*** EXTRACTED MATERIAL

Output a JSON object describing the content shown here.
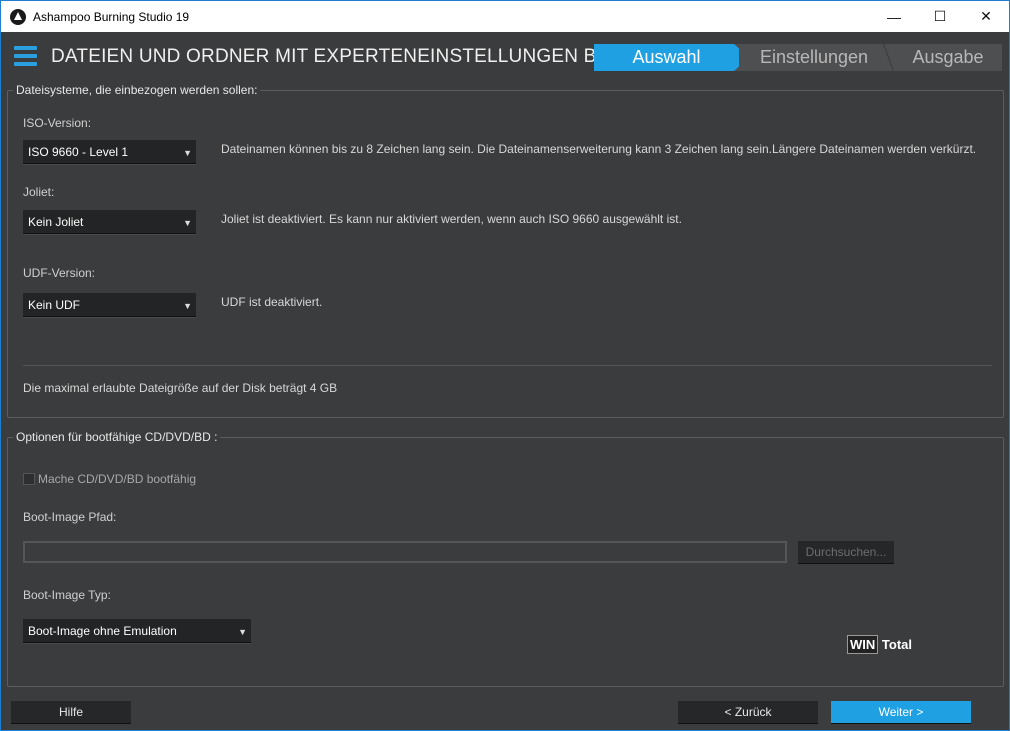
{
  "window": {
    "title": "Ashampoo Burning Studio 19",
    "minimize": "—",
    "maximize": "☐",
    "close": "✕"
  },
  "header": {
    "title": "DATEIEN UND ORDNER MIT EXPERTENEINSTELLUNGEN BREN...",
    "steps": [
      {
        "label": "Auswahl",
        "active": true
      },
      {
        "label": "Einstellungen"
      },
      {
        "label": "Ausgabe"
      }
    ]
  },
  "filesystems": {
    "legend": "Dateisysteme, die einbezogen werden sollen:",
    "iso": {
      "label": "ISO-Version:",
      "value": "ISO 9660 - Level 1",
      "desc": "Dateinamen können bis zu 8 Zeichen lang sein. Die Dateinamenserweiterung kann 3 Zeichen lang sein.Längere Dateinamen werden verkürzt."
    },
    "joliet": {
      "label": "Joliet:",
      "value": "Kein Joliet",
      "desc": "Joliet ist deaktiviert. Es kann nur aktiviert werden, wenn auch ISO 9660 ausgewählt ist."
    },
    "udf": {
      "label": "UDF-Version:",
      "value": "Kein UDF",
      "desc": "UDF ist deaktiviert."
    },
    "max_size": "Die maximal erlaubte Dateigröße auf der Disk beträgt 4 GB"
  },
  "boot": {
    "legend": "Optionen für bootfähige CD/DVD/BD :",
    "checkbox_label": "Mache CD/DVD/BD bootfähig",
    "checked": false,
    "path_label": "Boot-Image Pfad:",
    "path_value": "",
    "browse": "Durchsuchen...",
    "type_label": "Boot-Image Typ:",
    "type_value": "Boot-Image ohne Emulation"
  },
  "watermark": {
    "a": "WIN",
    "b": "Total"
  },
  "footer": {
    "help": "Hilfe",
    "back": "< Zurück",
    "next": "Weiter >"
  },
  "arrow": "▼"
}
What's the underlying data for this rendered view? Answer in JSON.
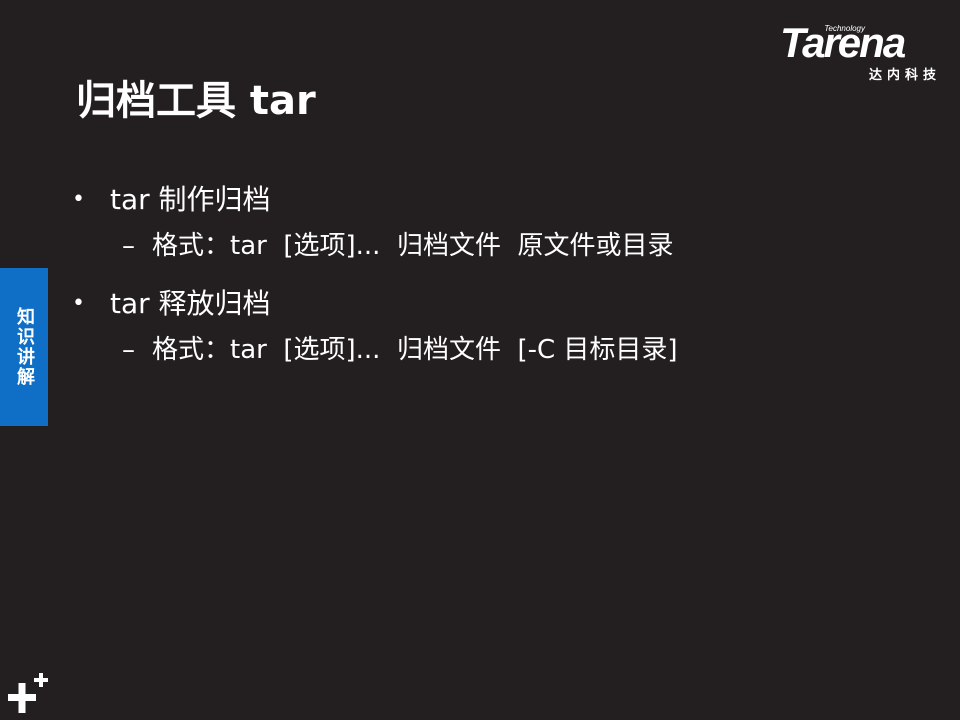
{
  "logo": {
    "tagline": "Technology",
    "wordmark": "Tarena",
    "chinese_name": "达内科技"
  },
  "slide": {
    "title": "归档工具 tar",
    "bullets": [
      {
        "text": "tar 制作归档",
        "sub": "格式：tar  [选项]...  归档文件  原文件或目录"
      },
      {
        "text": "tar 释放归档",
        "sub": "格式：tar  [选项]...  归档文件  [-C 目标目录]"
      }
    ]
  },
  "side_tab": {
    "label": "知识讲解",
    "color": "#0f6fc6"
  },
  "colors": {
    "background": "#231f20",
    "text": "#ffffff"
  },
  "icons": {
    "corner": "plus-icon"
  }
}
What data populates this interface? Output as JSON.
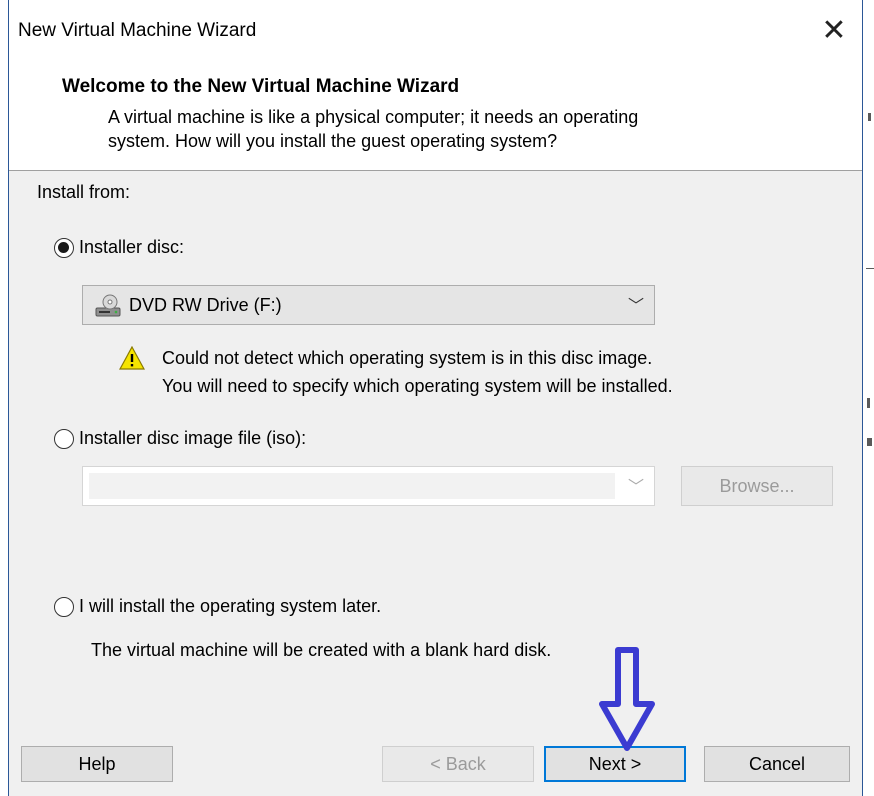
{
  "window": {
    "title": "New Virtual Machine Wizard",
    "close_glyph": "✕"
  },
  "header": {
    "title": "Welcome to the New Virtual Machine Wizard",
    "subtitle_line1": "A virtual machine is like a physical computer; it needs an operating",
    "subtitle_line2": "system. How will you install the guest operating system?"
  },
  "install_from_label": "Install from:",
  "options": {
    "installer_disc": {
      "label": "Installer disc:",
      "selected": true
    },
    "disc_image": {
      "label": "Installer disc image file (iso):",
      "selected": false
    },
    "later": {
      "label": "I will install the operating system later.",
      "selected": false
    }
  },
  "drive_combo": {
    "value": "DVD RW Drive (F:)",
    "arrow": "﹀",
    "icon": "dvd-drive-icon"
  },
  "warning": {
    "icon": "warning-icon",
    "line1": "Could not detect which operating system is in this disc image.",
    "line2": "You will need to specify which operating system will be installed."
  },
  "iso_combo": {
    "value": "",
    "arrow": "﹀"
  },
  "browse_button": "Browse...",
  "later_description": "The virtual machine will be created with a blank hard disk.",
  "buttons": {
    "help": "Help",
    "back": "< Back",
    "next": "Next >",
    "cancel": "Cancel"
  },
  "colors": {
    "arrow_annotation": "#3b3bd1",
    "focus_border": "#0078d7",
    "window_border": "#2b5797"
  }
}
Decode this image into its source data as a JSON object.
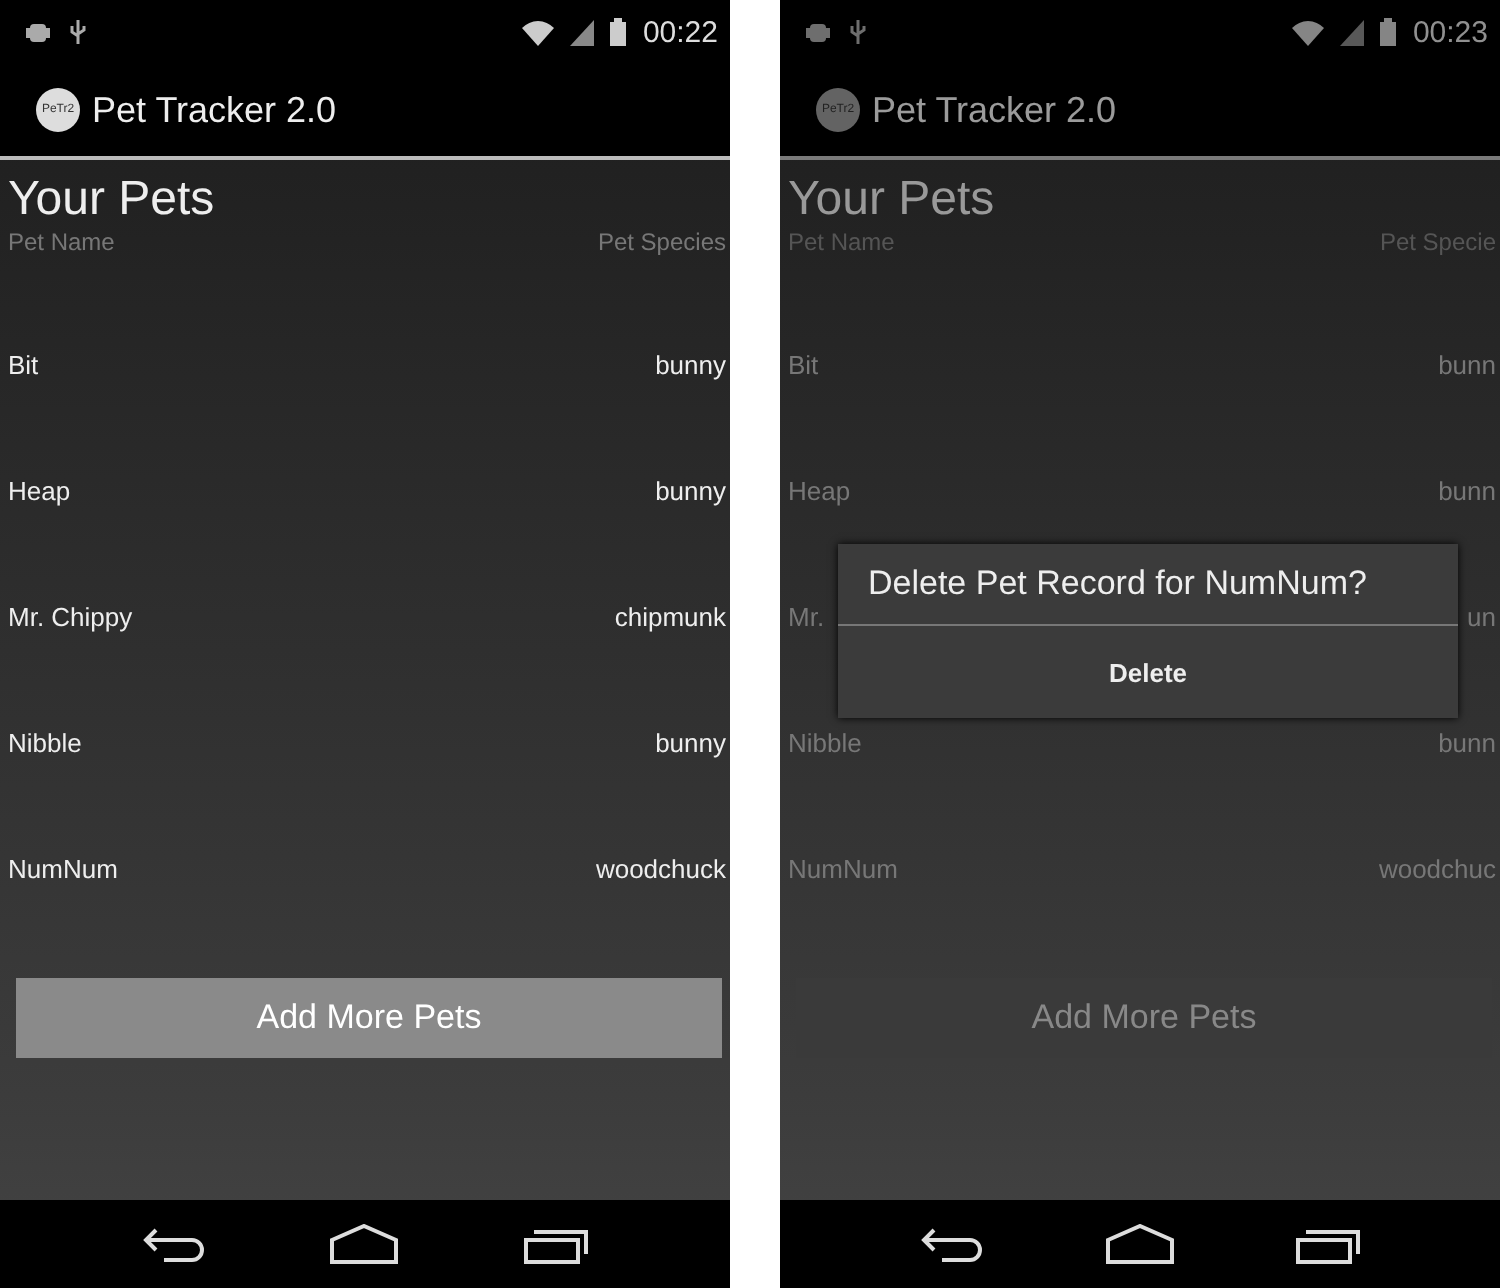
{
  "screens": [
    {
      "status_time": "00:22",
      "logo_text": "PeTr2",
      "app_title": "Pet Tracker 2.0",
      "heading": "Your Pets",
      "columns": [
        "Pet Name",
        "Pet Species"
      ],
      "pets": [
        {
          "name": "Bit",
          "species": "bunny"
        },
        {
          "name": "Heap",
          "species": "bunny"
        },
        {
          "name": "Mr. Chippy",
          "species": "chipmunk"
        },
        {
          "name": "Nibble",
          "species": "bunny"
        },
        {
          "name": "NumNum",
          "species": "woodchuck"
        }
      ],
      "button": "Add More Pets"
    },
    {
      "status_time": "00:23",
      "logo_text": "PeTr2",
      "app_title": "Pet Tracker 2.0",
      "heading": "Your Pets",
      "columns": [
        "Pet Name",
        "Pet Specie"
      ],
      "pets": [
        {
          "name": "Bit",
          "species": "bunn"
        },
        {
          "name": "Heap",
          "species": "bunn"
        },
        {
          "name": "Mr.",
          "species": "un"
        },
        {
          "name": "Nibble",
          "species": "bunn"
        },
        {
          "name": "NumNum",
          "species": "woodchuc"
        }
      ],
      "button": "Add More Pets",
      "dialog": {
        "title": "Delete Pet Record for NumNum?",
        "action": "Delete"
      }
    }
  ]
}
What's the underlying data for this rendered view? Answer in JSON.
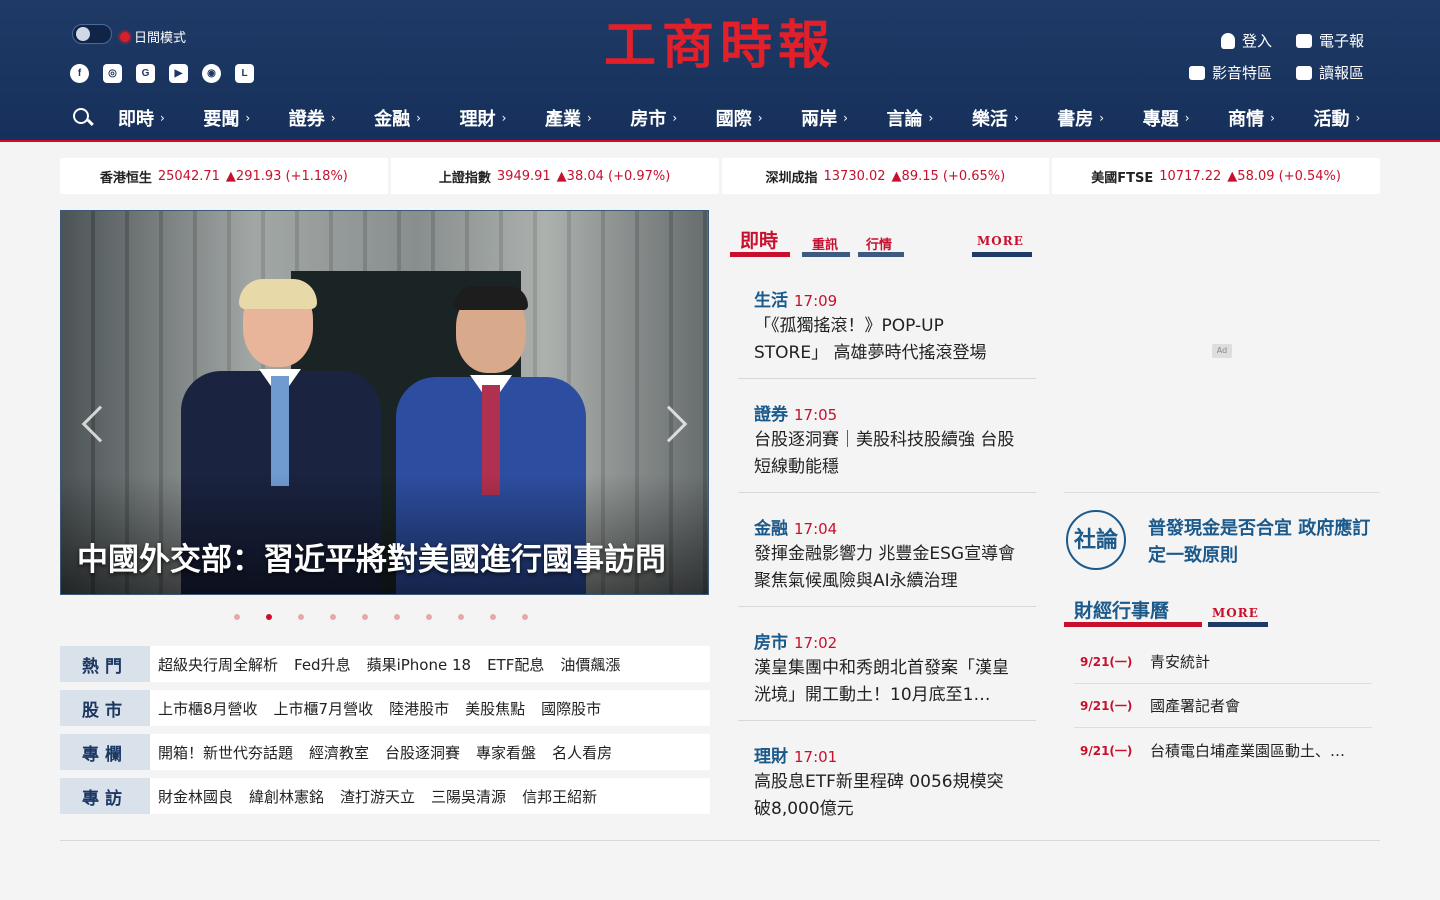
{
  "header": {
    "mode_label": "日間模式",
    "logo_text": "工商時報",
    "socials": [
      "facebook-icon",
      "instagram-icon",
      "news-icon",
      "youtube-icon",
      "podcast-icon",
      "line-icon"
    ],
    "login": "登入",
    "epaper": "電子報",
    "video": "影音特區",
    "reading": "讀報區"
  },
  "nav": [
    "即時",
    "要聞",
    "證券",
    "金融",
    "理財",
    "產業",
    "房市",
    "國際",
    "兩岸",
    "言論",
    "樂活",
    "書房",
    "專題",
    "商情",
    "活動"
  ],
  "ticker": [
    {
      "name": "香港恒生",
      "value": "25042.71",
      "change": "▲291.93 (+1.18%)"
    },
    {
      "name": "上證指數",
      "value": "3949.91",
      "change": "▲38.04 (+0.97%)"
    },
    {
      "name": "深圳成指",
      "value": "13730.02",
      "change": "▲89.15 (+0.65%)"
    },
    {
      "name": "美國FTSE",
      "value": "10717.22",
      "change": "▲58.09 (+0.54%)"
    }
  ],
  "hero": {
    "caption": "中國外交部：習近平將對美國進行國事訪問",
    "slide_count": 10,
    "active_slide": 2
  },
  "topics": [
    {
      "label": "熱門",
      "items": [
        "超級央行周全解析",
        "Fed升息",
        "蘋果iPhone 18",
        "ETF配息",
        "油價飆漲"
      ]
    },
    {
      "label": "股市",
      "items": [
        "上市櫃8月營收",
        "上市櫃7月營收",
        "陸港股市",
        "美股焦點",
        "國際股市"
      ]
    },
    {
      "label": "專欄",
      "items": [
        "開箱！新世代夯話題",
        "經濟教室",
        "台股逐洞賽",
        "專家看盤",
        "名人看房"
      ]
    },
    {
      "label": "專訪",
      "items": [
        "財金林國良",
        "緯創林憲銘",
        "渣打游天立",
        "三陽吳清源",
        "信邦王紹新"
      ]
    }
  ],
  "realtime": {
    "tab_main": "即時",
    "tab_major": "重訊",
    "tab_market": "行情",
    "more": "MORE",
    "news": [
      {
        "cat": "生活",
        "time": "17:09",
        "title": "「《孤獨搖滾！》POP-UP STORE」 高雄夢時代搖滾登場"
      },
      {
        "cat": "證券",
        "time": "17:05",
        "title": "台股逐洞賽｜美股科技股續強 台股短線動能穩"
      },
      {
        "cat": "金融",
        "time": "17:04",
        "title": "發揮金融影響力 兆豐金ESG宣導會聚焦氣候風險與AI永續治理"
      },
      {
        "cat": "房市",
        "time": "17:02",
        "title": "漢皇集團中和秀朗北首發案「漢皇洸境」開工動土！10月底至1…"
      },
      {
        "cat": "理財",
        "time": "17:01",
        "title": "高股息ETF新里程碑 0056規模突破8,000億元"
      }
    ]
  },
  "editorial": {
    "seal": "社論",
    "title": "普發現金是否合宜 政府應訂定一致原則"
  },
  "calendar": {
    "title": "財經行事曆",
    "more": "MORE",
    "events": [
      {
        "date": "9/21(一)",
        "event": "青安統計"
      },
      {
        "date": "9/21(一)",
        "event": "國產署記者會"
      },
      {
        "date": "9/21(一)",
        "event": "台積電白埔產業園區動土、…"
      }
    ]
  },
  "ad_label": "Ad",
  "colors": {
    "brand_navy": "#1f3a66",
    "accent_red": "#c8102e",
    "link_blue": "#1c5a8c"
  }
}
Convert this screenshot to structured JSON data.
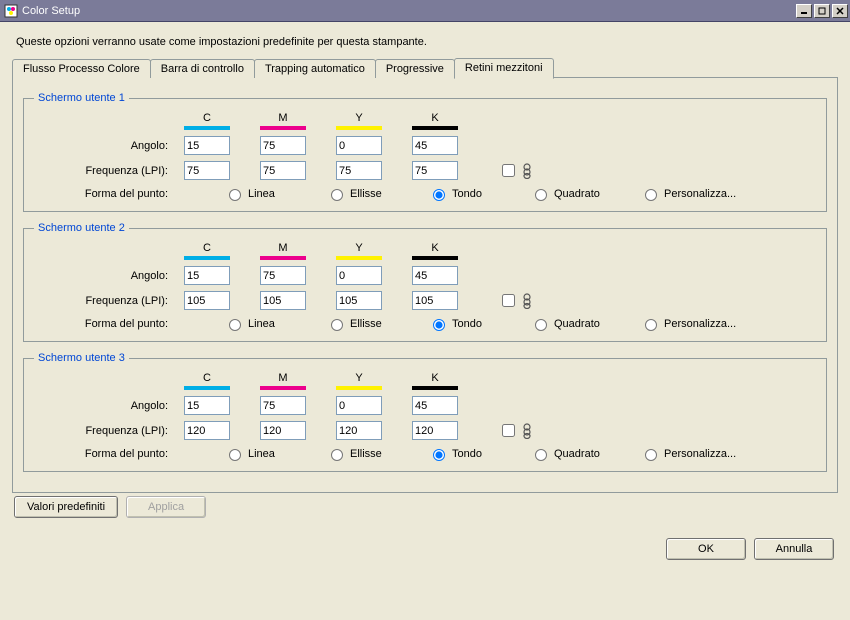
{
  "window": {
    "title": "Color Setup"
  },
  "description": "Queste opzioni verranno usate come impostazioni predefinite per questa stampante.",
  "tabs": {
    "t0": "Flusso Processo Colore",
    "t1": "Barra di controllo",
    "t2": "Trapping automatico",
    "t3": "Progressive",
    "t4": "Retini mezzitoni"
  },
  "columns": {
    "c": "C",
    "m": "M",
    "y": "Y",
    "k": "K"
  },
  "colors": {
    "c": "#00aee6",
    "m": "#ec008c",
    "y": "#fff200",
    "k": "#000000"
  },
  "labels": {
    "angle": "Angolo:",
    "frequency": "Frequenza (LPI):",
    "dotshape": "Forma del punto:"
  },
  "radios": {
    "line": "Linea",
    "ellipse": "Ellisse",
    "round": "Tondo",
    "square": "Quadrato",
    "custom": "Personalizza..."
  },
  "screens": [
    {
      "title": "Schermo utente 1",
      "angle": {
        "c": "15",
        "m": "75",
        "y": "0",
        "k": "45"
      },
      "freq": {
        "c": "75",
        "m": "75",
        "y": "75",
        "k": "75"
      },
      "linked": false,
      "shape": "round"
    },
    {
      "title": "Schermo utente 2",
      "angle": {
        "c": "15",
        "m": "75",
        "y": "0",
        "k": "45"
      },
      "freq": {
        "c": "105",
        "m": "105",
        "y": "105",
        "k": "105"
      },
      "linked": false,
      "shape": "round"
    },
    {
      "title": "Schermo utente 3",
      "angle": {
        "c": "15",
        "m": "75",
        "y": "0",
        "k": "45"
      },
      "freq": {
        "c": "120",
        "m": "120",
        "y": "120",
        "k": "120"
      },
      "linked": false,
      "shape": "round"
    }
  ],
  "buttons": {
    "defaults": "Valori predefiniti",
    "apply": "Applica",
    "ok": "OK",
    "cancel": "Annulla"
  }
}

******

Pull out each line holding the string "werden".

- [TASK OUTPUT]
    "legend": "Dateisysteme, die einbezogen werden sollen:",
      "desc": "Dateinamen können bis zu 8 Zeichen lang sein. Die Dateinamenserweiterung kann 3 Zeichen lang sein.Längere Dateinamen werden verkürzt."
      "desc": "Joliet ist deaktiviert. Es kann nur aktiviert werden, wenn auch ISO 9660 ausgewählt ist."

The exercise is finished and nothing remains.